- _WRITTEN EXERCISE_
Write the data out again in full, with no departure from the original.

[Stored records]

::::::

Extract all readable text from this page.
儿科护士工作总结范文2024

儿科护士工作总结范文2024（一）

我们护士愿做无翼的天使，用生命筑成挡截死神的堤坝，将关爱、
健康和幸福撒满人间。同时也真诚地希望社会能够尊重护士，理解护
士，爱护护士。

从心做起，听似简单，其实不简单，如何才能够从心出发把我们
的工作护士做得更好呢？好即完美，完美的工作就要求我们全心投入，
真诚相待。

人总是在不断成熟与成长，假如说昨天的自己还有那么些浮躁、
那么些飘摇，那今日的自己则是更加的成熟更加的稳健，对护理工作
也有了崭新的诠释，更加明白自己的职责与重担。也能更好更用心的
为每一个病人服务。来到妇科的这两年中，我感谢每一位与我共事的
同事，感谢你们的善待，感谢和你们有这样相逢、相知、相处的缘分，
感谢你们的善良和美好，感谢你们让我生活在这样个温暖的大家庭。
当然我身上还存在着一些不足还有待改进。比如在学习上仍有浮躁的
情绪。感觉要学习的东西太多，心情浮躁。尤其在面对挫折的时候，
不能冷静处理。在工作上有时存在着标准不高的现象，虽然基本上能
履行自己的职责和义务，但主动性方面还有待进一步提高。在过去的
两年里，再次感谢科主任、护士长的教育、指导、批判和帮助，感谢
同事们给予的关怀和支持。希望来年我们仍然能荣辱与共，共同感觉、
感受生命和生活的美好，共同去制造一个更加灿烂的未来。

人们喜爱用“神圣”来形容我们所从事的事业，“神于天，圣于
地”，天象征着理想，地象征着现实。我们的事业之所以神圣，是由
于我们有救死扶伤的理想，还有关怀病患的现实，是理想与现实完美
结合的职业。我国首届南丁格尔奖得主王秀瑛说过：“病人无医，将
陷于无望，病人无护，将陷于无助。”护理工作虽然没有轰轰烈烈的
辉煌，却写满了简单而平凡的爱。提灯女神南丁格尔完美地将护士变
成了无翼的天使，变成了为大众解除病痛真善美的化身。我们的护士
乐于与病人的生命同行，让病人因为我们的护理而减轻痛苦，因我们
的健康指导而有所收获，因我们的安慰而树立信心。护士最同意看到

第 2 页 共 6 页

::::::

- _ANSWER TO THIS EXERCISE_
Extract all readable text from this page.
儿科护士工作总结范文2024

儿科护士工作总结范文2024（一）

我们护士愿做无翼的天使，用生命筑成挡截死神的堤坝，将关爱、
健康和幸福撒满人间。同时也真诚地希望社会能够尊重护士，理解护
士，爱护护士。

从心做起，听似简单，其实不简单，如何才能够从心出发把我们
的工作护士做得更好呢？好即完美，完美的工作就要求我们全心投入，
真诚相待。

人总是在不断成熟与成长，假如说昨天的自己还有那么些浮躁、
那么些飘摇，那今日的自己则是更加的成熟更加的稳健，对护理工作
也有了崭新的诠释，更加明白自己的职责与重担。也能更好更用心的
为每一个病人服务。来到妇科的这两年中，我感谢每一位与我共事的
同事，感谢你们的善待，感谢和你们有这样相逢、相知、相处的缘分，
感谢你们的善良和美好，感谢你们让我生活在这样个温暖的大家庭。
当然我身上还存在着一些不足还有待改进。比如在学习上仍有浮躁的
情绪。感觉要学习的东西太多，心情浮躁。尤其在面对挫折的时候，
不能冷静处理。在工作上有时存在着标准不高的现象，虽然基本上能
履行自己的职责和义务，但主动性方面还有待进一步提高。在过去的
两年里，再次感谢科主任、护士长的教育、指导、批判和帮助，感谢
同事们给予的关怀和支持。希望来年我们仍然能荣辱与共，共同感觉、
感受生命和生活的美好，共同去制造一个更加灿烂的未来。

人们喜爱用“神圣”来形容我们所从事的事业，“神于天，圣于
地”，天象征着理想，地象征着现实。我们的事业之所以神圣，是由
于我们有救死扶伤的理想，还有关怀病患的现实，是理想与现实完美
结合的职业。我国首届南丁格尔奖得主王秀瑛说过：“病人无医，将
陷于无望，病人无护，将陷于无助。”护理工作虽然没有轰轰烈烈的
辉煌，却写满了简单而平凡的爱。提灯女神南丁格尔完美地将护士变
成了无翼的天使，变成了为大众解除病痛真善美的化身。我们的护士
乐于与病人的生命同行，让病人因为我们的护理而减轻痛苦，因我们
的健康指导而有所收获，因我们的安慰而树立信心。护士最同意看到

第 2 页 共 6 页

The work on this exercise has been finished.